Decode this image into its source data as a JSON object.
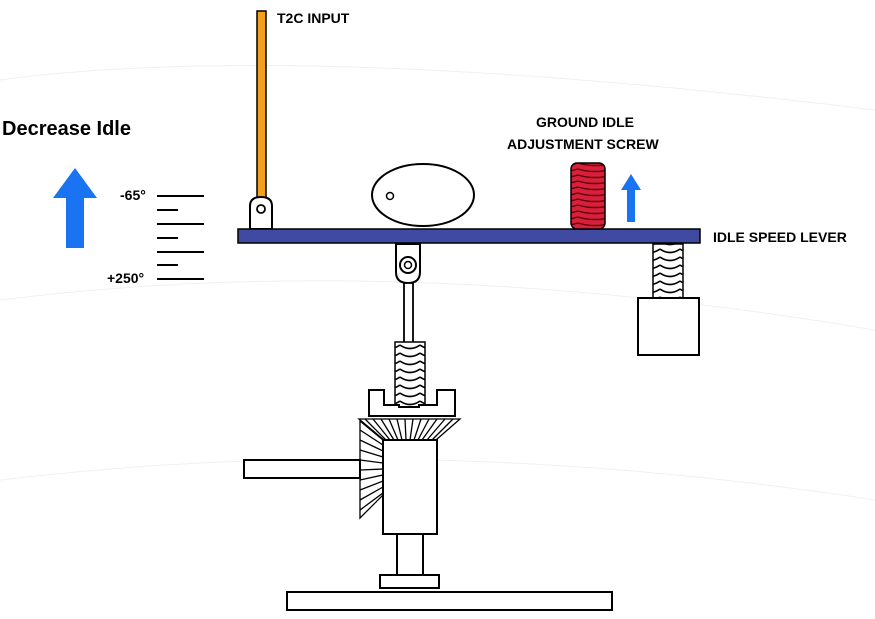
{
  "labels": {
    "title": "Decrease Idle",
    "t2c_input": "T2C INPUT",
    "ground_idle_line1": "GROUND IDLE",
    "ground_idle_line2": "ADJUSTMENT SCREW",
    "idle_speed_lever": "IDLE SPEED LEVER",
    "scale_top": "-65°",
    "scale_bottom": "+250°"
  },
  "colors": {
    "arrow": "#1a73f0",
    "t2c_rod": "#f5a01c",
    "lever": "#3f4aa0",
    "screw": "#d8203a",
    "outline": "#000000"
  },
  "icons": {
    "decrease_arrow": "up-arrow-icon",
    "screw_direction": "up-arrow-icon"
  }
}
- - - - - - -
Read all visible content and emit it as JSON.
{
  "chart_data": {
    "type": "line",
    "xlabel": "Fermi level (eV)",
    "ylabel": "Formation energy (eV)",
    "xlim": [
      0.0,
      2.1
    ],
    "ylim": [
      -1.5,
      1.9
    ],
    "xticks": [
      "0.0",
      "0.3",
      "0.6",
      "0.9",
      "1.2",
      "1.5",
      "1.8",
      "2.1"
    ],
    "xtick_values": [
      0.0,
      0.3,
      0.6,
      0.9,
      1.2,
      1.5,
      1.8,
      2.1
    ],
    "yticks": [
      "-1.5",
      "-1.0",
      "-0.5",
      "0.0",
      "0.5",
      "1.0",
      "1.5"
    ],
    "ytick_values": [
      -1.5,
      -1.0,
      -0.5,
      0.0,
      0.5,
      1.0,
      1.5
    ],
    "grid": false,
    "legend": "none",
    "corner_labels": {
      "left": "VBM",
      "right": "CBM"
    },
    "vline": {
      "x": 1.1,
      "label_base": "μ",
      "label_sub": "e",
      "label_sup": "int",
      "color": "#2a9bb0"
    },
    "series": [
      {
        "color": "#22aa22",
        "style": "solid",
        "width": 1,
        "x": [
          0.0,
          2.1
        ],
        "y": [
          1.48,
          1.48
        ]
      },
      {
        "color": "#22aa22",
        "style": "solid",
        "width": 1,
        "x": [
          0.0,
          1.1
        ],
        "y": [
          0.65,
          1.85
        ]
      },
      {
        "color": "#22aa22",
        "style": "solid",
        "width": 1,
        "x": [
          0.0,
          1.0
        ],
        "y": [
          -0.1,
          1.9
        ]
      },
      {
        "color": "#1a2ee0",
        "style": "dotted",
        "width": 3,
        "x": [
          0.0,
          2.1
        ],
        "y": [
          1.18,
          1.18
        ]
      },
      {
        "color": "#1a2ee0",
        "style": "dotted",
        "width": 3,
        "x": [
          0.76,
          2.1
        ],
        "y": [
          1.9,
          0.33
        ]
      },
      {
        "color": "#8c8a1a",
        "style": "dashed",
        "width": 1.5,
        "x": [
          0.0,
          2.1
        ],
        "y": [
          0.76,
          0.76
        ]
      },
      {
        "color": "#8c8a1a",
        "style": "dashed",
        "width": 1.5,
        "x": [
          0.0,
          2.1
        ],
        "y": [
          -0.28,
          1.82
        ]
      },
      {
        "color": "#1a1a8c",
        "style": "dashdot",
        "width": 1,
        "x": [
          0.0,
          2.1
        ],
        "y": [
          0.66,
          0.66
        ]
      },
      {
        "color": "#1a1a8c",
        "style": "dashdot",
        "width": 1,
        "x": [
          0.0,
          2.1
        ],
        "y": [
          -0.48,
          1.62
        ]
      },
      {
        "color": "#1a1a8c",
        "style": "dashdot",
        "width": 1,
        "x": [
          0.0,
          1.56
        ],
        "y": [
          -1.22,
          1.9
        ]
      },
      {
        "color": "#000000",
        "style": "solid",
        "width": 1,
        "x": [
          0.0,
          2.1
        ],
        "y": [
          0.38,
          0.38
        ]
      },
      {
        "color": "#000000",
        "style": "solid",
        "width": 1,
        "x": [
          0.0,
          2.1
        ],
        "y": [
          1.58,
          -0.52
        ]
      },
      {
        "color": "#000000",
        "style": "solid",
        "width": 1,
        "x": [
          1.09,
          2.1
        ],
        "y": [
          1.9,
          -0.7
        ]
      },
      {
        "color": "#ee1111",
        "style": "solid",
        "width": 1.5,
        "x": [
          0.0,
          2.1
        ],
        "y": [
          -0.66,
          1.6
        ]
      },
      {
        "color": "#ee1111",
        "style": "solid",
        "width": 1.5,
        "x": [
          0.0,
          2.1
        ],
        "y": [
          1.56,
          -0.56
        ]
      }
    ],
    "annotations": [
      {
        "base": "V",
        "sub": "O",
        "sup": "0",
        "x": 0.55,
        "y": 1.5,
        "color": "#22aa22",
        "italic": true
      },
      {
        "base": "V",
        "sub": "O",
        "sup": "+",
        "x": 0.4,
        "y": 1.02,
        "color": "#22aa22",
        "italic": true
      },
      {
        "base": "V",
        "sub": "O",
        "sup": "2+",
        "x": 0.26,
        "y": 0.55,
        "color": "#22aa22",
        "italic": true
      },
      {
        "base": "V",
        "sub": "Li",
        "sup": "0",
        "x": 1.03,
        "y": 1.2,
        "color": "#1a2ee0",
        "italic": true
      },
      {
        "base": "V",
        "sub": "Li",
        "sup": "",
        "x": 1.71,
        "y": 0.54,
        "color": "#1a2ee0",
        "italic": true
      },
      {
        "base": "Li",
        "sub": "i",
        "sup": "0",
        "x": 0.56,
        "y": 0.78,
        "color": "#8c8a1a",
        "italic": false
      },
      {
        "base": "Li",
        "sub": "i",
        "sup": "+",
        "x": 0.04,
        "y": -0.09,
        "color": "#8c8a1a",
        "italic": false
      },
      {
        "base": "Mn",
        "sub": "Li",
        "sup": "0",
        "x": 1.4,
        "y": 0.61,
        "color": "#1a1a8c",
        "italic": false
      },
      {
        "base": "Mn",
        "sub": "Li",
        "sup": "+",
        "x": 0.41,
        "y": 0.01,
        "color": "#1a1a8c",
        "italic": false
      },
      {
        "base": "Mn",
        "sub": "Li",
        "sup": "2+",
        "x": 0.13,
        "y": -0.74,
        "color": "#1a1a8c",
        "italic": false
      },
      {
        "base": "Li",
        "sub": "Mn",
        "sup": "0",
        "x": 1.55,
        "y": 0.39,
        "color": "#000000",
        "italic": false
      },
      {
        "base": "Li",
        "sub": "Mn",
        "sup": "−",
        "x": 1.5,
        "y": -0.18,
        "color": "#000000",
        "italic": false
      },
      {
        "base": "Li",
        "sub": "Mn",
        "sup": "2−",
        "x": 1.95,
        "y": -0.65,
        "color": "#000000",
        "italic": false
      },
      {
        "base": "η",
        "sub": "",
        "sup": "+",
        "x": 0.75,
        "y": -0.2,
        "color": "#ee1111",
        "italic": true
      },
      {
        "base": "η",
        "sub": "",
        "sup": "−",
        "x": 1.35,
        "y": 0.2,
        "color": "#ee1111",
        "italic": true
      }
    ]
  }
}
- - - - - - -
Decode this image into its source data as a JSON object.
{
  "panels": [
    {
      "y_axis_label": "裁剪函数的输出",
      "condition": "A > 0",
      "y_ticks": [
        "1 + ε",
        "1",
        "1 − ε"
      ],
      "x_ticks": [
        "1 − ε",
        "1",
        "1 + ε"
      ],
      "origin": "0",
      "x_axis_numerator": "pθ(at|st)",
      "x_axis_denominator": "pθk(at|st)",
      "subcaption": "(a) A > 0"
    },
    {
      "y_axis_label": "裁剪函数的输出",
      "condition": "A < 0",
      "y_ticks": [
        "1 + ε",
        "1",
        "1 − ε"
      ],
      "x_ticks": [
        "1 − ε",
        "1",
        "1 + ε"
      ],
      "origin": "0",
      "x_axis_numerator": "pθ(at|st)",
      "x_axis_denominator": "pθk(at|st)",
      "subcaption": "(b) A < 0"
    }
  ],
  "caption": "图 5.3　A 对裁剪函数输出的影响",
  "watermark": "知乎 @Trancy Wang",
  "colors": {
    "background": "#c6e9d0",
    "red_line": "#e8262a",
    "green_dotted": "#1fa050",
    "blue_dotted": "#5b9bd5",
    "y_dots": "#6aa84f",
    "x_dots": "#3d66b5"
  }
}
- - - - - - -
#### EXERCISE INSTRUCTIONS:
Search the records for the word "arrow" and copy every line where it occurs.

#### THE RESULT:
    "arrow": "#1a73f0",
    "decrease_arrow": "up-arrow-icon",
    "screw_direction": "up-arrow-icon"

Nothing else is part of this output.